DESCRIPTION OF THE TASK
The data is to be retyped in full, exactly.

SUPPLIED DATA

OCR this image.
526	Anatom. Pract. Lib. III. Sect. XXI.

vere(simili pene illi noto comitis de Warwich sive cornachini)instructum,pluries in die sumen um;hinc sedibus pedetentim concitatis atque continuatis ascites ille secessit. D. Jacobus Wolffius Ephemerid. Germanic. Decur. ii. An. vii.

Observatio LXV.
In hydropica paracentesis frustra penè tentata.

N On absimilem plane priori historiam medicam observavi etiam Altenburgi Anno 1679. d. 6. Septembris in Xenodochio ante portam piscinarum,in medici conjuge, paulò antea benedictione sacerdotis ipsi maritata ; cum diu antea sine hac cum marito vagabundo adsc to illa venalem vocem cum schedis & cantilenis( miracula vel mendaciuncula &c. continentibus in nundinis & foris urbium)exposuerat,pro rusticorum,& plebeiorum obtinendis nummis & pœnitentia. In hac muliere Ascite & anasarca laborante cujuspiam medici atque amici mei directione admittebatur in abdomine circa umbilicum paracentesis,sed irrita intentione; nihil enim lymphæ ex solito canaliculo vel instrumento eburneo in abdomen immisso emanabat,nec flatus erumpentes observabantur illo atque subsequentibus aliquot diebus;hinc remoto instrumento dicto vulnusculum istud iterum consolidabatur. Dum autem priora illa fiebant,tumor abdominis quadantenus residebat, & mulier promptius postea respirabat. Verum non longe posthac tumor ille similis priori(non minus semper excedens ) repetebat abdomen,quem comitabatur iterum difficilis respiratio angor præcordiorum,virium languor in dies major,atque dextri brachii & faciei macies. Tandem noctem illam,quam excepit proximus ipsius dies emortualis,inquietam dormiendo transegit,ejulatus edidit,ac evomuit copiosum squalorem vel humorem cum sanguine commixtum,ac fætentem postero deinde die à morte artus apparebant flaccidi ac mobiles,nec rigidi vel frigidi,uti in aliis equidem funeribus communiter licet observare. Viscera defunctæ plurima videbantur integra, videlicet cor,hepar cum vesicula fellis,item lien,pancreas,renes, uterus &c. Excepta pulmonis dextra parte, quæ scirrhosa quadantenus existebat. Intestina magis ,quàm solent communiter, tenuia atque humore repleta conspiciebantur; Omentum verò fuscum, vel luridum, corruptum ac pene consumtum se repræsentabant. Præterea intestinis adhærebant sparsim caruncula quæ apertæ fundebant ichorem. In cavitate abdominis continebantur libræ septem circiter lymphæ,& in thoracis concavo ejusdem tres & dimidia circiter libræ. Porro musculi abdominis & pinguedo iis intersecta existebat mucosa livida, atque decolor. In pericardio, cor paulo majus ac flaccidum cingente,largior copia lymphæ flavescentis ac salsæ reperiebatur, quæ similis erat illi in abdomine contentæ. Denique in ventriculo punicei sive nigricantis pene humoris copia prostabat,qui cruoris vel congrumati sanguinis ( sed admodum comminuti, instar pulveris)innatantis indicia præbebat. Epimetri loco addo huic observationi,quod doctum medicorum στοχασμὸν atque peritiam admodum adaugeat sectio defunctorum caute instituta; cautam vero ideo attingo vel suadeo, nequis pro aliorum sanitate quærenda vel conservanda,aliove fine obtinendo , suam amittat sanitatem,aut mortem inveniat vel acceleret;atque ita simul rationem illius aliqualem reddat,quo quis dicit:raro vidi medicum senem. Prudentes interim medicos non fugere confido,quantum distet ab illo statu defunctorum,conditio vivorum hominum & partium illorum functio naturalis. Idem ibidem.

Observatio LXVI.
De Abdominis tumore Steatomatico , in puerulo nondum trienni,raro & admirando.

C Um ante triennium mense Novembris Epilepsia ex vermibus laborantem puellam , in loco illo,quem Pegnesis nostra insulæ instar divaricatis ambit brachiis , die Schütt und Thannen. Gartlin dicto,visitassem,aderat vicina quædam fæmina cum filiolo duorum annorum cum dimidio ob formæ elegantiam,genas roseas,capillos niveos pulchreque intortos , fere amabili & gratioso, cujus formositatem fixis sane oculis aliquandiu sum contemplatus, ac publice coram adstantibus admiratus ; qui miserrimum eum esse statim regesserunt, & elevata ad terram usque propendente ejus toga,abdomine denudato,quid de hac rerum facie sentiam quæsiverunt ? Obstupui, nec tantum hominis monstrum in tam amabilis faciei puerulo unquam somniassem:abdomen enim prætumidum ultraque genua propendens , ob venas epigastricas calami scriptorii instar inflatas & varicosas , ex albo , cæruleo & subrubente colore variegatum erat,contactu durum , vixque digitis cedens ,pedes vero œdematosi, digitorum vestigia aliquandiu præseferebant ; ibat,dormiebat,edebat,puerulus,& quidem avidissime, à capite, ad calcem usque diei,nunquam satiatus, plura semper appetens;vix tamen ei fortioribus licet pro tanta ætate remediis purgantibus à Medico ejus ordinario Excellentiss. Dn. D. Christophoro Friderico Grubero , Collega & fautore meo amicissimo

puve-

ANSWER FOR THE TASK
OCR this image.
526	Anatom. Pract. Lib. III. Sect. XXI.

vere(simili pene illi noto comitis de Warwich sive cornachini)instructum,pluries in die sumen um;hinc sedibus pedetentim concitatis atque continuatis ascites ille secessit. D. Jacobus Wolffius Ephemerid. Germanic. Decur. ii. An. vii.

Observatio LXV.
In hydropica paracentesis frustra penè tentata.

N On absimilem plane priori historiam medicam observavi etiam Altenburgi Anno 1679. d. 6. Septembris in Xenodochio ante portam piscinarum,in medici conjuge, paulò antea benedictione sacerdotis ipsi maritata ; cum diu antea sine hac cum marito vagabundo adsc to illa venalem vocem cum schedis & cantilenis( miracula vel mendaciuncula &c. continentibus in nundinis & foris urbium)exposuerat,pro rusticorum,& plebeiorum obtinendis nummis & pœnitentia. In hac muliere Ascite & anasarca laborante cujuspiam medici atque amici mei directione admittebatur in abdomine circa umbilicum paracentesis,sed irrita intentione; nihil enim lymphæ ex solito canaliculo vel instrumento eburneo in abdomen immisso emanabat,nec flatus erumpentes observabantur illo atque subsequentibus aliquot diebus;hinc remoto instrumento dicto vulnusculum istud iterum consolidabatur. Dum autem priora illa fiebant,tumor abdominis quadantenus residebat, & mulier promptius postea respirabat. Verum non longe posthac tumor ille similis priori(non minus semper excedens ) repetebat abdomen,quem comitabatur iterum difficilis respiratio angor præcordiorum,virium languor in dies major,atque dextri brachii & faciei macies. Tandem noctem illam,quam excepit proximus ipsius dies emortualis,inquietam dormiendo transegit,ejulatus edidit,ac evomuit copiosum squalorem vel humorem cum sanguine commixtum,ac fætentem postero deinde die à morte artus apparebant flaccidi ac mobiles,nec rigidi vel frigidi,uti in aliis equidem funeribus communiter licet observare. Viscera defunctæ plurima videbantur integra, videlicet cor,hepar cum vesicula fellis,item lien,pancreas,renes, uterus &c. Excepta pulmonis dextra parte, quæ scirrhosa quadantenus existebat. Intestina magis ,quàm solent communiter, tenuia atque humore repleta conspiciebantur; Omentum verò fuscum, vel luridum, corruptum ac pene consumtum se repræsentabant. Præterea intestinis adhærebant sparsim caruncula quæ apertæ fundebant ichorem. In cavitate abdominis continebantur libræ septem circiter lymphæ,& in thoracis concavo ejusdem tres & dimidia circiter libræ. Porro musculi abdominis & pinguedo iis intersecta existebat mucosa livida, atque decolor. In pericardio, cor paulo majus ac flaccidum cingente,largior copia lymphæ flavescentis ac salsæ reperiebatur, quæ similis erat illi in abdomine contentæ. Denique in ventriculo punicei sive nigricantis pene humoris copia prostabat,qui cruoris vel congrumati sanguinis ( sed admodum comminuti, instar pulveris)innatantis indicia præbebat. Epimetri loco addo huic observationi,quod doctum medicorum στοχασμὸν atque peritiam admodum adaugeat sectio defunctorum caute instituta; cautam vero ideo attingo vel suadeo, nequis pro aliorum sanitate quærenda vel conservanda,aliove fine obtinendo , suam amittat sanitatem,aut mortem inveniat vel acceleret;atque ita simul rationem illius aliqualem reddat,quo quis dicit:raro vidi medicum senem. Prudentes interim medicos non fugere confido,quantum distet ab illo statu defunctorum,conditio vivorum hominum & partium illorum functio naturalis. Idem ibidem.

Observatio LXVI.
De Abdominis tumore Steatomatico , in puerulo nondum trienni,raro & admirando.

C Um ante triennium mense Novembris Epilepsia ex vermibus laborantem puellam , in loco illo,quem Pegnesis nostra insulæ instar divaricatis ambit brachiis , die Schütt und Thannen. Gartlin dicto,visitassem,aderat vicina quædam fæmina cum filiolo duorum annorum cum dimidio ob formæ elegantiam,genas roseas,capillos niveos pulchreque intortos , fere amabili & gratioso, cujus formositatem fixis sane oculis aliquandiu sum contemplatus, ac publice coram adstantibus admiratus ; qui miserrimum eum esse statim regesserunt, & elevata ad terram usque propendente ejus toga,abdomine denudato,quid de hac rerum facie sentiam quæsiverunt ? Obstupui, nec tantum hominis monstrum in tam amabilis faciei puerulo unquam somniassem:abdomen enim prætumidum ultraque genua propendens , ob venas epigastricas calami scriptorii instar inflatas & varicosas , ex albo , cæruleo & subrubente colore variegatum erat,contactu durum , vixque digitis cedens ,pedes vero œdematosi, digitorum vestigia aliquandiu præseferebant ; ibat,dormiebat,edebat,puerulus,& quidem avidissime, à capite, ad calcem usque diei,nunquam satiatus, plura semper appetens;vix tamen ei fortioribus licet pro tanta ætate remediis purgantibus à Medico ejus ordinario Excellentiss. Dn. D. Christophoro Friderico Grubero , Collega & fautore meo amicissimo

puve-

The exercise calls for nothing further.